INSTRUCTIONS TO FOLLOW:
Gather up every line from the entries below that uses the word "JSON".

:: MATERIAL PROVIDED

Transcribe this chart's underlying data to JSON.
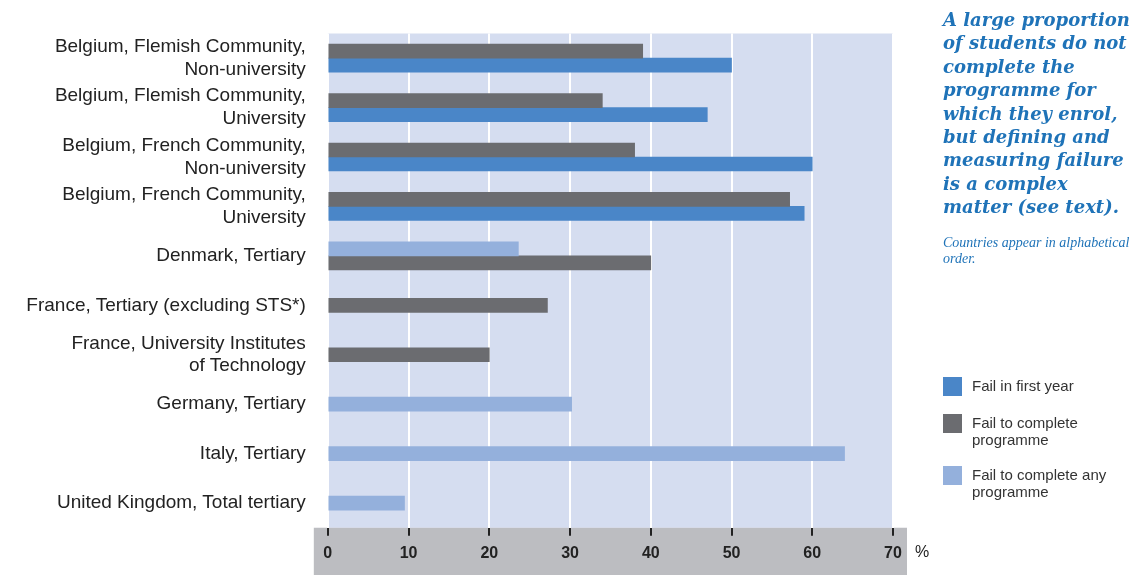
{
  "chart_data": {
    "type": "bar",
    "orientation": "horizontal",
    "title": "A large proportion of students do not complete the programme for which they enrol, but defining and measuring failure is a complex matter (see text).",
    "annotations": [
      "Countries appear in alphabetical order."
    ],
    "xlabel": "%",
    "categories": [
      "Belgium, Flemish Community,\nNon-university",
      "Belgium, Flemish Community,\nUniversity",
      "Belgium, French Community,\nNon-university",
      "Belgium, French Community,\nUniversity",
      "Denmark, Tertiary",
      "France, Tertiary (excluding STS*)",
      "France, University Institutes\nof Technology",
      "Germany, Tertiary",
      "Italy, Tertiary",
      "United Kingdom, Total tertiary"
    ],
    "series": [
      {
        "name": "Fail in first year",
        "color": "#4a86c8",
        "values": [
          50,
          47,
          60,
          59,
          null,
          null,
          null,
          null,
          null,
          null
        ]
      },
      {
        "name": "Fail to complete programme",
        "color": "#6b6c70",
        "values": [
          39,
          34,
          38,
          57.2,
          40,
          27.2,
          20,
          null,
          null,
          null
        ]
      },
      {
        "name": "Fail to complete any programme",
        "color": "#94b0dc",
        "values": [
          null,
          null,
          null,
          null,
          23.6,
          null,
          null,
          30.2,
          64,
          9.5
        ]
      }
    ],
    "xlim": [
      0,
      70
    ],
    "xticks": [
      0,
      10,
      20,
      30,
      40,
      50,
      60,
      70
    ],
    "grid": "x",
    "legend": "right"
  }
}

::::
:: MATERIAL PROVIDED

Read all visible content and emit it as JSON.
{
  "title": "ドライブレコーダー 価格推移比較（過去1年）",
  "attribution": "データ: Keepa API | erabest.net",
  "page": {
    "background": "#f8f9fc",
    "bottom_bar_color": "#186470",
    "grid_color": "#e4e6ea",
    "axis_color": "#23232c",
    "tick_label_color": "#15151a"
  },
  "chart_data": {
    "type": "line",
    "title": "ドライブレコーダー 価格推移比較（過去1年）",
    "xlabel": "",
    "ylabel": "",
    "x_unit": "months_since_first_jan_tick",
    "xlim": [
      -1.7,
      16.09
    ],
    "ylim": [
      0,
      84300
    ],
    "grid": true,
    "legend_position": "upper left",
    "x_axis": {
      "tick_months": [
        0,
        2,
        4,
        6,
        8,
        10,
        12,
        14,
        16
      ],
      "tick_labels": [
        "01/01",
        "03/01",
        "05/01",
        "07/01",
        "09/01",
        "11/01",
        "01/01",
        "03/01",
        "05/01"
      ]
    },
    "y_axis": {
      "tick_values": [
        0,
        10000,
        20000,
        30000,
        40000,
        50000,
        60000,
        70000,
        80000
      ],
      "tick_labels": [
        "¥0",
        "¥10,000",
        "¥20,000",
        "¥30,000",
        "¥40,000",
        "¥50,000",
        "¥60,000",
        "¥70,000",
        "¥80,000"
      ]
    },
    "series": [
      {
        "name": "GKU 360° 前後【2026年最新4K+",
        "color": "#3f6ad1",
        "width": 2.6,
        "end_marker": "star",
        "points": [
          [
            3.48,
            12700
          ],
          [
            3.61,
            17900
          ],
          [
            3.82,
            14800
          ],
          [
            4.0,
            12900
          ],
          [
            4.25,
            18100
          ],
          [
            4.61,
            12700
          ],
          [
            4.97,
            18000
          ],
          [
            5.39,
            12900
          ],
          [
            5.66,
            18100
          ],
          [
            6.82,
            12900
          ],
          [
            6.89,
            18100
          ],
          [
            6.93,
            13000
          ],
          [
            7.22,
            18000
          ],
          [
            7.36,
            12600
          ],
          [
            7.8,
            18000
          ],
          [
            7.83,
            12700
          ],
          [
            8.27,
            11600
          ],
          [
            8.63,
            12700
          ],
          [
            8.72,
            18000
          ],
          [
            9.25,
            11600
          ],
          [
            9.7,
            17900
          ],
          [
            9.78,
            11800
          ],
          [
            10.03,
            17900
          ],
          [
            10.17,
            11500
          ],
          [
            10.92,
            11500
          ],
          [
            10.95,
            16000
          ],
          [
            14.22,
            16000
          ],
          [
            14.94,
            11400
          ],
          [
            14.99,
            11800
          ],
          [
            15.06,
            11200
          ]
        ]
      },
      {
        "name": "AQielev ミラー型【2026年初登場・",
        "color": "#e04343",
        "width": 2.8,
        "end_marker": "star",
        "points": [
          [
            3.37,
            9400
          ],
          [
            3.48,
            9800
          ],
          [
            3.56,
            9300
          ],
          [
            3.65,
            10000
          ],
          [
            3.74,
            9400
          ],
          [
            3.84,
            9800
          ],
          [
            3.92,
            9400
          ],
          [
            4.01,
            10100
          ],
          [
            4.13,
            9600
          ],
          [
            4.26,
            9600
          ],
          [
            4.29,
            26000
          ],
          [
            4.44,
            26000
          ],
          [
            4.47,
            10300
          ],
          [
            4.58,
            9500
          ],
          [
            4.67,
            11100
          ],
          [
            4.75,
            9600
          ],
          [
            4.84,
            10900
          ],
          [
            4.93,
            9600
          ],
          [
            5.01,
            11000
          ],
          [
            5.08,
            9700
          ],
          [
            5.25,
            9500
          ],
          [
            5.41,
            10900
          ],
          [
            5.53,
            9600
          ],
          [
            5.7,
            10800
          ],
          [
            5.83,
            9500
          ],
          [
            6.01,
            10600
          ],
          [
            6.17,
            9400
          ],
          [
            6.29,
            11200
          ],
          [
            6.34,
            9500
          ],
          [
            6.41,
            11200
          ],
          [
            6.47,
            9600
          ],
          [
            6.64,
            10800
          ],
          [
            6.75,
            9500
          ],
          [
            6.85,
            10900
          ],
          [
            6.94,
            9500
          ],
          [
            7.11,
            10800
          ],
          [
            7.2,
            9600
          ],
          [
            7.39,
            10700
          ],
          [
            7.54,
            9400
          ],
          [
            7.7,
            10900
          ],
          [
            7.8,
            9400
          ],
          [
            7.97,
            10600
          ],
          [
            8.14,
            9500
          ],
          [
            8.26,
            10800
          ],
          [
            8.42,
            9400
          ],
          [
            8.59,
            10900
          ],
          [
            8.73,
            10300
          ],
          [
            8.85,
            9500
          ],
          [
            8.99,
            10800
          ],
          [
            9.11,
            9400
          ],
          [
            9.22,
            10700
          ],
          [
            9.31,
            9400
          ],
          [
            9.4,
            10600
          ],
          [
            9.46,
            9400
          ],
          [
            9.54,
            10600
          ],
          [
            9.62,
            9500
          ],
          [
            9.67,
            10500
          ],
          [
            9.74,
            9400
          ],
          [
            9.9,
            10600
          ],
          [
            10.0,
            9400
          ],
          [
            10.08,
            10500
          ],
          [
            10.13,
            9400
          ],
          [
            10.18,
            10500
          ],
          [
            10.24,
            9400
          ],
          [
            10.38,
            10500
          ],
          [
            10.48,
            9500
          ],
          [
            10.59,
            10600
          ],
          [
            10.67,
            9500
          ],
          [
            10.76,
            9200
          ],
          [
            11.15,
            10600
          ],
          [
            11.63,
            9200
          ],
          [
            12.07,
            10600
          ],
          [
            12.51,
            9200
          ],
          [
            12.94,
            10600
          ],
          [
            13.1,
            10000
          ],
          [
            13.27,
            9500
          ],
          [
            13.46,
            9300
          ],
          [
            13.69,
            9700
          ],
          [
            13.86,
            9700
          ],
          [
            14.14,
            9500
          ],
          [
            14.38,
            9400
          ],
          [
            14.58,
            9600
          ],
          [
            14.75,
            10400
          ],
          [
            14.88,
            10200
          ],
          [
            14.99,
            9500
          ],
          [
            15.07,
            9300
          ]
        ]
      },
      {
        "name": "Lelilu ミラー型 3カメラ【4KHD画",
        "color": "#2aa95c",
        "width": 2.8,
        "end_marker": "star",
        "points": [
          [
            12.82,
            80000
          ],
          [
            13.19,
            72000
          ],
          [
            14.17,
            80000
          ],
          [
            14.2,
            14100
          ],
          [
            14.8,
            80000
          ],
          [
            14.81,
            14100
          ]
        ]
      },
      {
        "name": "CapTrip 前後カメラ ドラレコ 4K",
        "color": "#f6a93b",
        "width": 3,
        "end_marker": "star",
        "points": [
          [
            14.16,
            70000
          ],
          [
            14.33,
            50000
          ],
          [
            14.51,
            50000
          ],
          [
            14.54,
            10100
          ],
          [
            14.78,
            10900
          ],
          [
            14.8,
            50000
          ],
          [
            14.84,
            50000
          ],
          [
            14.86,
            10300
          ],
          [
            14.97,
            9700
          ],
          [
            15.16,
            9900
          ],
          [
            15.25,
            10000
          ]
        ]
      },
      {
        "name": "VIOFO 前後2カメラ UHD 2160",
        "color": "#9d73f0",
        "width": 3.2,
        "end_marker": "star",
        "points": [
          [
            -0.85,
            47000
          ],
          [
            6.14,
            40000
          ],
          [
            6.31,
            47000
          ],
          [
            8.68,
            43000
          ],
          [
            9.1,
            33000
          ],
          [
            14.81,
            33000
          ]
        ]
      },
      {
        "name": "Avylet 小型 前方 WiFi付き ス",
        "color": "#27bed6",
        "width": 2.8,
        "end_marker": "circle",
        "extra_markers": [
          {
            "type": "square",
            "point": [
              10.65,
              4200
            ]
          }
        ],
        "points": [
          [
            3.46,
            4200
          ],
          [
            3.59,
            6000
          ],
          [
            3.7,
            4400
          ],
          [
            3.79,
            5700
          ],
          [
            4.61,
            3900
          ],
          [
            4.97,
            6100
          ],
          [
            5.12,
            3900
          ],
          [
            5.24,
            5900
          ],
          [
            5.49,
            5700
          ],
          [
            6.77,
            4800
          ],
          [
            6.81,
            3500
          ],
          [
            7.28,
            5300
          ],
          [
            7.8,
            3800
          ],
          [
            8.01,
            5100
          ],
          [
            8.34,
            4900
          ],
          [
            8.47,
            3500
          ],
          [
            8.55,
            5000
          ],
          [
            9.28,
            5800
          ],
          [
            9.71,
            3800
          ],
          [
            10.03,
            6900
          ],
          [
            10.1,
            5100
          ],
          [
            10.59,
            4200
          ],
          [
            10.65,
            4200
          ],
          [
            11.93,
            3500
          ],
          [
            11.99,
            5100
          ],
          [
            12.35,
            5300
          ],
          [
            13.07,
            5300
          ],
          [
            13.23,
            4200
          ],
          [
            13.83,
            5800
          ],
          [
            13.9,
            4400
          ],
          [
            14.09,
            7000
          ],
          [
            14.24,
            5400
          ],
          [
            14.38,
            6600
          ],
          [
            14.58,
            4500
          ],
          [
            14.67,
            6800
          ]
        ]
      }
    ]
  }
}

::::

TASK RESPONSE:
Transcribe this chart's underlying data to JSON.
Read all visible content and emit it as JSON.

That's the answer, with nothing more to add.